■ DIRECTIONS ■
Gather every line in the material below that contains the string "profile". Case matters, so a capitalized form doesn't count.

■ MATERIAL ■
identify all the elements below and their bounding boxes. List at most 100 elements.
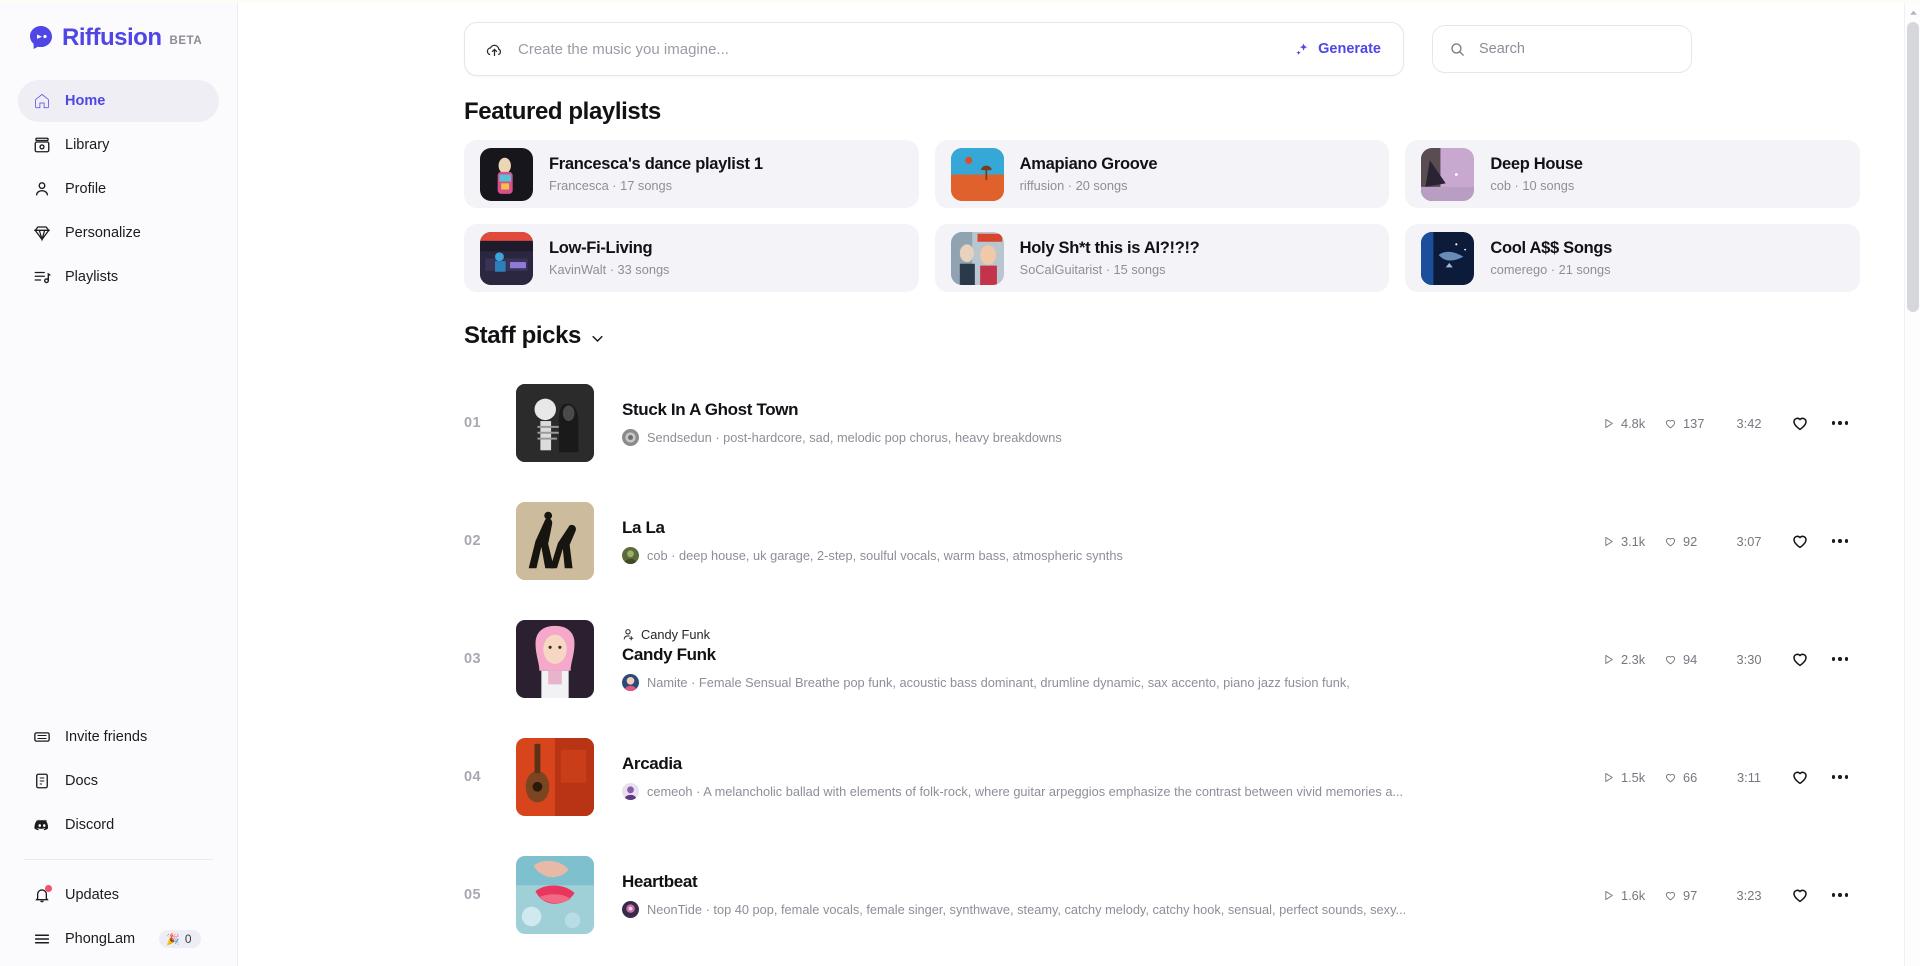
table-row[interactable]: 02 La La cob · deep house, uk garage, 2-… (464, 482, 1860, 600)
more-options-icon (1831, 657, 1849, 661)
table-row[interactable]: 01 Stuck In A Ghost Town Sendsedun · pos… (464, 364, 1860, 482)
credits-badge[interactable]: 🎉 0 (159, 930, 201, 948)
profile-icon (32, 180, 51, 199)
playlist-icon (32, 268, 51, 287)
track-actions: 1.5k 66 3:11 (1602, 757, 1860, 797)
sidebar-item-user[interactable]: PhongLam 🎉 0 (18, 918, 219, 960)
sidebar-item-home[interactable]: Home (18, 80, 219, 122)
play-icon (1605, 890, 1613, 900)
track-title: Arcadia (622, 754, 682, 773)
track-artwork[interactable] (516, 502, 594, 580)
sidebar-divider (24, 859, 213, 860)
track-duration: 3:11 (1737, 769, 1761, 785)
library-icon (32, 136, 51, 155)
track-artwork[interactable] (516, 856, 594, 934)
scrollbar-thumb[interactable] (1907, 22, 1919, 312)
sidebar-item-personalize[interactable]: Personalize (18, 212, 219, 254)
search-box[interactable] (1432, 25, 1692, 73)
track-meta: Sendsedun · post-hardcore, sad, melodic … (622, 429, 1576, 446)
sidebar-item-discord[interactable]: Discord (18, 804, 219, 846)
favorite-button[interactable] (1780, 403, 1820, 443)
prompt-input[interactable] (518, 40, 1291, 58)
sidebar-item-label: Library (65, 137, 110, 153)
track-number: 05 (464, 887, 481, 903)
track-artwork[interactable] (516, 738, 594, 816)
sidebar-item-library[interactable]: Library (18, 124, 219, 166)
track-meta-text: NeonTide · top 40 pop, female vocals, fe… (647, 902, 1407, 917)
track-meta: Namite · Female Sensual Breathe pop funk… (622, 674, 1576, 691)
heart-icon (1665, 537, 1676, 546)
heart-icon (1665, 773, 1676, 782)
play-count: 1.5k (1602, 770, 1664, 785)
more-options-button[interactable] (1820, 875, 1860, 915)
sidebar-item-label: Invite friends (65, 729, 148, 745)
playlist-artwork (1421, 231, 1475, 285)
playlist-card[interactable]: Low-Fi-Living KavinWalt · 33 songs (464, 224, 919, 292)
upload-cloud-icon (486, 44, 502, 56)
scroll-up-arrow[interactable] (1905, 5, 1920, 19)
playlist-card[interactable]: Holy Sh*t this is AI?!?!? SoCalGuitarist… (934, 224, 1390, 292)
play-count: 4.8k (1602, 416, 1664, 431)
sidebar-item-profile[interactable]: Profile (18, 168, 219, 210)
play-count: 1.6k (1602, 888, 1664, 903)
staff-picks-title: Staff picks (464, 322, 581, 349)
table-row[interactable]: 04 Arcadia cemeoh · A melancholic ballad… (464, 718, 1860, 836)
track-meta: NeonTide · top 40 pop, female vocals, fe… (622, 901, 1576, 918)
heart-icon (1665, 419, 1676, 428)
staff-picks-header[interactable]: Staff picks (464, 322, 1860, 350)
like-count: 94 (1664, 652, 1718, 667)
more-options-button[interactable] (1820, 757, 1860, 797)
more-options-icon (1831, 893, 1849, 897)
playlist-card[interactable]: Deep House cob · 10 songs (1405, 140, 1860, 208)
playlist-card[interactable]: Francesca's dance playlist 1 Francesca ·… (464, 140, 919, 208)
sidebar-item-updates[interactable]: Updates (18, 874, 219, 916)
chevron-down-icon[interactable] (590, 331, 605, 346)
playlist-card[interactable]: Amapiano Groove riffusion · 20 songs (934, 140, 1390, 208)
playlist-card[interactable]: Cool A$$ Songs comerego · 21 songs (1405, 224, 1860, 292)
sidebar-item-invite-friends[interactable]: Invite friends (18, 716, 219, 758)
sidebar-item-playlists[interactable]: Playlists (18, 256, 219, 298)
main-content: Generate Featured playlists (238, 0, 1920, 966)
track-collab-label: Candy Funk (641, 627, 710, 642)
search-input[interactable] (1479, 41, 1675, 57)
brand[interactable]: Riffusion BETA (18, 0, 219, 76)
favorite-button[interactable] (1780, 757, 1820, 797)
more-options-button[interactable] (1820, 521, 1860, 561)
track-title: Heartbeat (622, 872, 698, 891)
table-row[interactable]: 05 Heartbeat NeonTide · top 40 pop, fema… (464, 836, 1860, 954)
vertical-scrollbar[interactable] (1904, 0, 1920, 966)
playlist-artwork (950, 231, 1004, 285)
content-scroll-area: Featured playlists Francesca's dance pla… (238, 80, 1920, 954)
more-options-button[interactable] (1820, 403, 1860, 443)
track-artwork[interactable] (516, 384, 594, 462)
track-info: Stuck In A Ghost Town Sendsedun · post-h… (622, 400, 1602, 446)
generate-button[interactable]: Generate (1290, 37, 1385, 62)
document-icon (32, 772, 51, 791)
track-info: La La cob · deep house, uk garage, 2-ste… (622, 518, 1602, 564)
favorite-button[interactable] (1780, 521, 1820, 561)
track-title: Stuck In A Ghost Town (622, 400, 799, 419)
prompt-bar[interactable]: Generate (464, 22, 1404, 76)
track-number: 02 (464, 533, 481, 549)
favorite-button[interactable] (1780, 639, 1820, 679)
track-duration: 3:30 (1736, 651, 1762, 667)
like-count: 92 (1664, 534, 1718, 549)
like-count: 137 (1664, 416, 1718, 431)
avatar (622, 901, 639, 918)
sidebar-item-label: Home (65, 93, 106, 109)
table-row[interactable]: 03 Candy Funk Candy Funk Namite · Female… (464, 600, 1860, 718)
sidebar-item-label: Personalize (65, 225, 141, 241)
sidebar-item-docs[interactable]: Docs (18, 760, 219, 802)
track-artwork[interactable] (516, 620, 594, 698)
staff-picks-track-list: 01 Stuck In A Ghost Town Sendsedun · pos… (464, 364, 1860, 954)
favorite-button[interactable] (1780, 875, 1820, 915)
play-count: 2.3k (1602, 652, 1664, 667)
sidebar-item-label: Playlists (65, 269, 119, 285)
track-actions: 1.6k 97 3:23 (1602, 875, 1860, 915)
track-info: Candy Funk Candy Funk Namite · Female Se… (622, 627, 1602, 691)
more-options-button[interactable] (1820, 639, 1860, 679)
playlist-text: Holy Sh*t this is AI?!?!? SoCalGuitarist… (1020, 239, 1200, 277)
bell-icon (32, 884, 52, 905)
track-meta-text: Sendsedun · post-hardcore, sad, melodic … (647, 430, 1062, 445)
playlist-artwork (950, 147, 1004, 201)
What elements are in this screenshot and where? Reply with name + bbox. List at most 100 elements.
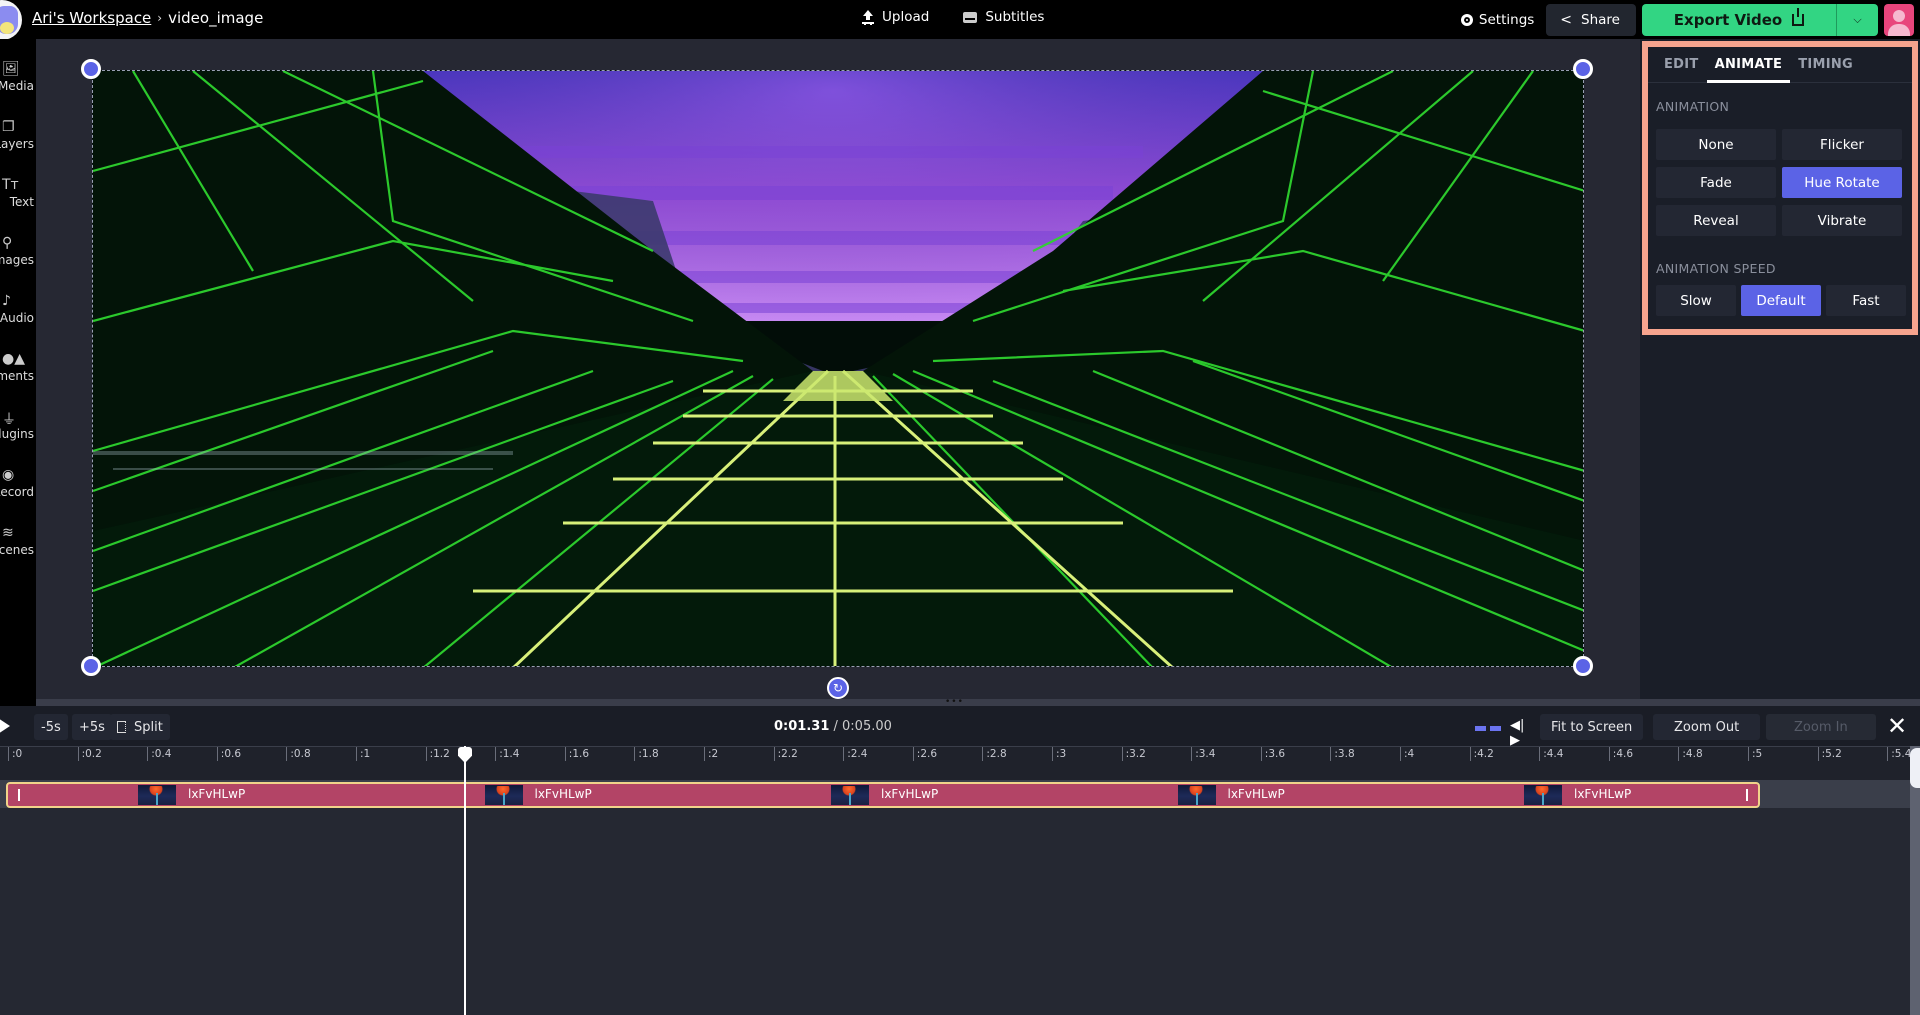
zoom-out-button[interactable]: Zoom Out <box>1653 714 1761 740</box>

■ CORRECT RESPONSE ■
profile-icon (32, 180, 51, 199)
sidebar-item-profile[interactable]: Profile (18, 168, 219, 210)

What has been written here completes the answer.